"""

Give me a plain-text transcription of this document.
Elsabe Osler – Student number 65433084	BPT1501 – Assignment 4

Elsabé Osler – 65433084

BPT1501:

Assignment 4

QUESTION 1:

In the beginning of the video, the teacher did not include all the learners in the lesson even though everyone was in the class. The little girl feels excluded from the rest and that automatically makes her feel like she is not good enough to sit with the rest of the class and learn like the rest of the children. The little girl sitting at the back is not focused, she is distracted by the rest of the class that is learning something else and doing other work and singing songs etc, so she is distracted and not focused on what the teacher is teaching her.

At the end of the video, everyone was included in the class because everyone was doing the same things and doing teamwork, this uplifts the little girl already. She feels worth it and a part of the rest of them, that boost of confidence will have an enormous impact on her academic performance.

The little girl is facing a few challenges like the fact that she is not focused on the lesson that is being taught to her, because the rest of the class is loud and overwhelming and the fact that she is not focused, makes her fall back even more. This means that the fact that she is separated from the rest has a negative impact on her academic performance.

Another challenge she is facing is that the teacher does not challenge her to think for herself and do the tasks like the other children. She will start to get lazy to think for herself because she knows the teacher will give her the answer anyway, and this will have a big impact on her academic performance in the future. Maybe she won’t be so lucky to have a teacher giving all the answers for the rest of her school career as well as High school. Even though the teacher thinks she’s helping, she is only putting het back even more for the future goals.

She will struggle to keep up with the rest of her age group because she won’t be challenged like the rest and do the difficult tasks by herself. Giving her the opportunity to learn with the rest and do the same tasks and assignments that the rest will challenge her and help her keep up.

"""

Written problem →
Send back all of the entries exactly, with nothing missing.

Complete answer →
Give me a plain-text transcription of this document.
Elsabe Osler – Student number 65433084	BPT1501 – Assignment 4

Elsabé Osler – 65433084

BPT1501:

Assignment 4

QUESTION 1:

In the beginning of the video, the teacher did not include all the learners in the lesson even though everyone was in the class. The little girl feels excluded from the rest and that automatically makes her feel like she is not good enough to sit with the rest of the class and learn like the rest of the children. The little girl sitting at the back is not focused, she is distracted by the rest of the class that is learning something else and doing other work and singing songs etc, so she is distracted and not focused on what the teacher is teaching her.

At the end of the video, everyone was included in the class because everyone was doing the same things and doing teamwork, this uplifts the little girl already. She feels worth it and a part of the rest of them, that boost of confidence will have an enormous impact on her academic performance.

The little girl is facing a few challenges like the fact that she is not focused on the lesson that is being taught to her, because the rest of the class is loud and overwhelming and the fact that she is not focused, makes her fall back even more. This means that the fact that she is separated from the rest has a negative impact on her academic performance.

Another challenge she is facing is that the teacher does not challenge her to think for herself and do the tasks like the other children. She will start to get lazy to think for herself because she knows the teacher will give her the answer anyway, and this will have a big impact on her academic performance in the future. Maybe she won’t be so lucky to have a teacher giving all the answers for the rest of her school career as well as High school. Even though the teacher thinks she’s helping, she is only putting het back even more for the future goals.

She will struggle to keep up with the rest of her age group because she won’t be challenged like the rest and do the difficult tasks by herself. Giving her the opportunity to learn with the rest and do the same tasks and assignments that the rest will challenge her and help her keep up.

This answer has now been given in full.